• Work required
Write out the entries below once more, exactly.

┏━━

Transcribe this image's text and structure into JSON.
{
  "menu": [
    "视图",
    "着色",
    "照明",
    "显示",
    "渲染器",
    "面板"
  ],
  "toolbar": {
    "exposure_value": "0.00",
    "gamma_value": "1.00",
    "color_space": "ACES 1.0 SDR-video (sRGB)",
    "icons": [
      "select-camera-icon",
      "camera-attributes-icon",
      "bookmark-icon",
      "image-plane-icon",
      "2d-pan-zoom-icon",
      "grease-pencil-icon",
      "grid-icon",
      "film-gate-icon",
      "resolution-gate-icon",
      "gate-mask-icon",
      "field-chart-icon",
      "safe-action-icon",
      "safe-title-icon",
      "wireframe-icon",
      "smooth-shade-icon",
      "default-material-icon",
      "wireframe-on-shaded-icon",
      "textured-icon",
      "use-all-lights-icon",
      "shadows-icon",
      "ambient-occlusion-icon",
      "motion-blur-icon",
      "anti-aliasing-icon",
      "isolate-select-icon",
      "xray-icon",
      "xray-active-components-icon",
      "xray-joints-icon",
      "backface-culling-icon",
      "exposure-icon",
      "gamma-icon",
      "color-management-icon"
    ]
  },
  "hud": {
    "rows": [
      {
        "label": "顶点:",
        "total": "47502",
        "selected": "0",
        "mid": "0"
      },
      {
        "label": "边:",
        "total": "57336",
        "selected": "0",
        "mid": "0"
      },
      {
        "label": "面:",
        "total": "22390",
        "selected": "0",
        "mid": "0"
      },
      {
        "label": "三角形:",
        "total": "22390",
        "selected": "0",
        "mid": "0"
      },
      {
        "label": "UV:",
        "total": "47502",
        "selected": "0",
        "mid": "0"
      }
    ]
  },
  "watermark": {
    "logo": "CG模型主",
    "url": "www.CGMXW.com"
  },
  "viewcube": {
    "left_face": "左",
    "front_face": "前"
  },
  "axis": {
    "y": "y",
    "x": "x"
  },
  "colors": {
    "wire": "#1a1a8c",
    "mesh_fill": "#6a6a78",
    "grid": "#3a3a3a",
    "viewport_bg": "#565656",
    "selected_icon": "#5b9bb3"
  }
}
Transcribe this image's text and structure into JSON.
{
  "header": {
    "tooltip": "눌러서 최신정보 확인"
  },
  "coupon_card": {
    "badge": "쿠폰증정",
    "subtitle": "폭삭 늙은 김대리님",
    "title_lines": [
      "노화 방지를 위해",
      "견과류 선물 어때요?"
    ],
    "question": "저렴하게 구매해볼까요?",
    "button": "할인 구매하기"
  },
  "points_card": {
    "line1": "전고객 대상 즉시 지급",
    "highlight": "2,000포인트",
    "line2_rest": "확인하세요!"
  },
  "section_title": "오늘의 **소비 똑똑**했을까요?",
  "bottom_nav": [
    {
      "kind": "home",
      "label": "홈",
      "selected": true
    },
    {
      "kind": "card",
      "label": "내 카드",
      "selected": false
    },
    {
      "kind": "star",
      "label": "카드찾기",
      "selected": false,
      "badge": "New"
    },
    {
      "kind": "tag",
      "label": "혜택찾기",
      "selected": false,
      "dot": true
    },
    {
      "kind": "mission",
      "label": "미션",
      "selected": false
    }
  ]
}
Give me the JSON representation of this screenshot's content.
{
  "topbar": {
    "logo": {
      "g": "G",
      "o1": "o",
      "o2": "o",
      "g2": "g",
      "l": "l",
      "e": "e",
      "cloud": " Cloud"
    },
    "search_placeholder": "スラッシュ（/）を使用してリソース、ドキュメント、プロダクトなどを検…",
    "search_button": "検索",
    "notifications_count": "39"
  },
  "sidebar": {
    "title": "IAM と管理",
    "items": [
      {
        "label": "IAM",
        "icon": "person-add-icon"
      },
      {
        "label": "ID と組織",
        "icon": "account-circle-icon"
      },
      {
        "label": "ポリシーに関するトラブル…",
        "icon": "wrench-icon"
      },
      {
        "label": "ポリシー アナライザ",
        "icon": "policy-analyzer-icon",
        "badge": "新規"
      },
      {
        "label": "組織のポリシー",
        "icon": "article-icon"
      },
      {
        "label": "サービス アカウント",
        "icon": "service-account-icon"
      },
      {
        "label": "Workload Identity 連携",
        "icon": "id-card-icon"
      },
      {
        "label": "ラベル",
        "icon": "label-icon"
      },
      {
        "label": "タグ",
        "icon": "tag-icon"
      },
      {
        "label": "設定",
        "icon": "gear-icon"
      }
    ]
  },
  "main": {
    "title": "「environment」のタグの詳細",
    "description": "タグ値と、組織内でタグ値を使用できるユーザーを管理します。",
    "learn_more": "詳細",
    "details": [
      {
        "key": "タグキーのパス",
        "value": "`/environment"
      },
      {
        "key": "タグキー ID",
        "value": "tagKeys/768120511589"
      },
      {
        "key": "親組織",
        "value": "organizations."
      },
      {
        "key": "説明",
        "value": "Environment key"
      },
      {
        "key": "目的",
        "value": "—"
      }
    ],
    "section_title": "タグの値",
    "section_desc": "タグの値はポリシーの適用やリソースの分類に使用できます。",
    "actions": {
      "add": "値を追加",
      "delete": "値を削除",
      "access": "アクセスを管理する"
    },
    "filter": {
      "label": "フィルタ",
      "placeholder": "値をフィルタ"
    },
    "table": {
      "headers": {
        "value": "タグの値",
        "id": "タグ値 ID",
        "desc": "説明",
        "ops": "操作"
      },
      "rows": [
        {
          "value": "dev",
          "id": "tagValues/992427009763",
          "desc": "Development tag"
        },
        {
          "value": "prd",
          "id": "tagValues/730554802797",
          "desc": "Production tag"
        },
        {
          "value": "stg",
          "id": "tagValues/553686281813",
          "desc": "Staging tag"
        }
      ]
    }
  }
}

┗━━

• Solution for this task
Transcribe this image's text and structure into JSON.
{
  "menu": [
    "视图",
    "着色",
    "照明",
    "显示",
    "渲染器",
    "面板"
  ],
  "toolbar": {
    "exposure_value": "0.00",
    "gamma_value": "1.00",
    "color_space": "ACES 1.0 SDR-video (sRGB)",
    "icons": [
      "select-camera-icon",
      "camera-attributes-icon",
      "bookmark-icon",
      "image-plane-icon",
      "2d-pan-zoom-icon",
      "grease-pencil-icon",
      "grid-icon",
      "film-gate-icon",
      "resolution-gate-icon",
      "gate-mask-icon",
      "field-chart-icon",
      "safe-action-icon",
      "safe-title-icon",
      "wireframe-icon",
      "smooth-shade-icon",
      "default-material-icon",
      "wireframe-on-shaded-icon",
      "textured-icon",
      "use-all-lights-icon",
      "shadows-icon",
      "ambient-occlusion-icon",
      "motion-blur-icon",
      "anti-aliasing-icon",
      "isolate-select-icon",
      "xray-icon",
      "xray-active-components-icon",
      "xray-joints-icon",
      "backface-culling-icon",
      "exposure-icon",
      "gamma-icon",
      "color-management-icon"
    ]
  },
  "hud": {
    "rows": [
      {
        "label": "顶点:",
        "total": "47502",
        "selected": "0",
        "mid": "0"
      },
      {
        "label": "边:",
        "total": "57336",
        "selected": "0",
        "mid": "0"
      },
      {
        "label": "面:",
        "total": "22390",
        "selected": "0",
        "mid": "0"
      },
      {
        "label": "三角形:",
        "total": "22390",
        "selected": "0",
        "mid": "0"
      },
      {
        "label": "UV:",
        "total": "47502",
        "selected": "0",
        "mid": "0"
      }
    ]
  },
  "watermark": {
    "logo": "CG模型主",
    "url": "www.CGMXW.com"
  },
  "viewcube": {
    "left_face": "左",
    "front_face": "前"
  },
  "axis": {
    "y": "y",
    "x": "x"
  },
  "colors": {
    "wire": "#1a1a8c",
    "mesh_fill": "#6a6a78",
    "grid": "#3a3a3a",
    "viewport_bg": "#565656",
    "selected_icon": "#5b9bb3"
  }
}
Transcribe this image's text and structure into JSON.
{
  "header": {
    "tooltip": "눌러서 최신정보 확인"
  },
  "coupon_card": {
    "badge": "쿠폰증정",
    "subtitle": "폭삭 늙은 김대리님",
    "title_lines": [
      "노화 방지를 위해",
      "견과류 선물 어때요?"
    ],
    "question": "저렴하게 구매해볼까요?",
    "button": "할인 구매하기"
  },
  "points_card": {
    "line1": "전고객 대상 즉시 지급",
    "highlight": "2,000포인트",
    "line2_rest": "확인하세요!"
  },
  "section_title": "오늘의 **소비 똑똑**했을까요?",
  "bottom_nav": [
    {
      "kind": "home",
      "label": "홈",
      "selected": true
    },
    {
      "kind": "card",
      "label": "내 카드",
      "selected": false
    },
    {
      "kind": "star",
      "label": "카드찾기",
      "selected": false,
      "badge": "New"
    },
    {
      "kind": "tag",
      "label": "혜택찾기",
      "selected": false,
      "dot": true
    },
    {
      "kind": "mission",
      "label": "미션",
      "selected": false
    }
  ]
}
Give me the JSON representation of this screenshot's content.
{
  "topbar": {
    "logo": {
      "g": "G",
      "o1": "o",
      "o2": "o",
      "g2": "g",
      "l": "l",
      "e": "e",
      "cloud": " Cloud"
    },
    "search_placeholder": "スラッシュ（/）を使用してリソース、ドキュメント、プロダクトなどを検…",
    "search_button": "検索",
    "notifications_count": "39"
  },
  "sidebar": {
    "title": "IAM と管理",
    "items": [
      {
        "label": "IAM",
        "icon": "person-add-icon"
      },
      {
        "label": "ID と組織",
        "icon": "account-circle-icon"
      },
      {
        "label": "ポリシーに関するトラブル…",
        "icon": "wrench-icon"
      },
      {
        "label": "ポリシー アナライザ",
        "icon": "policy-analyzer-icon",
        "badge": "新規"
      },
      {
        "label": "組織のポリシー",
        "icon": "article-icon"
      },
      {
        "label": "サービス アカウント",
        "icon": "service-account-icon"
      },
      {
        "label": "Workload Identity 連携",
        "icon": "id-card-icon"
      },
      {
        "label": "ラベル",
        "icon": "label-icon"
      },
      {
        "label": "タグ",
        "icon": "tag-icon"
      },
      {
        "label": "設定",
        "icon": "gear-icon"
      }
    ]
  },
  "main": {
    "title": "「environment」のタグの詳細",
    "description": "タグ値と、組織内でタグ値を使用できるユーザーを管理します。",
    "learn_more": "詳細",
    "details": [
      {
        "key": "タグキーのパス",
        "value": "`/environment"
      },
      {
        "key": "タグキー ID",
        "value": "tagKeys/768120511589"
      },
      {
        "key": "親組織",
        "value": "organizations."
      },
      {
        "key": "説明",
        "value": "Environment key"
      },
      {
        "key": "目的",
        "value": "—"
      }
    ],
    "section_title": "タグの値",
    "section_desc": "タグの値はポリシーの適用やリソースの分類に使用できます。",
    "actions": {
      "add": "値を追加",
      "delete": "値を削除",
      "access": "アクセスを管理する"
    },
    "filter": {
      "label": "フィルタ",
      "placeholder": "値をフィルタ"
    },
    "table": {
      "headers": {
        "value": "タグの値",
        "id": "タグ値 ID",
        "desc": "説明",
        "ops": "操作"
      },
      "rows": [
        {
          "value": "dev",
          "id": "tagValues/992427009763",
          "desc": "Development tag"
        },
        {
          "value": "prd",
          "id": "tagValues/730554802797",
          "desc": "Production tag"
        },
        {
          "value": "stg",
          "id": "tagValues/553686281813",
          "desc": "Staging tag"
        }
      ]
    }
  }
}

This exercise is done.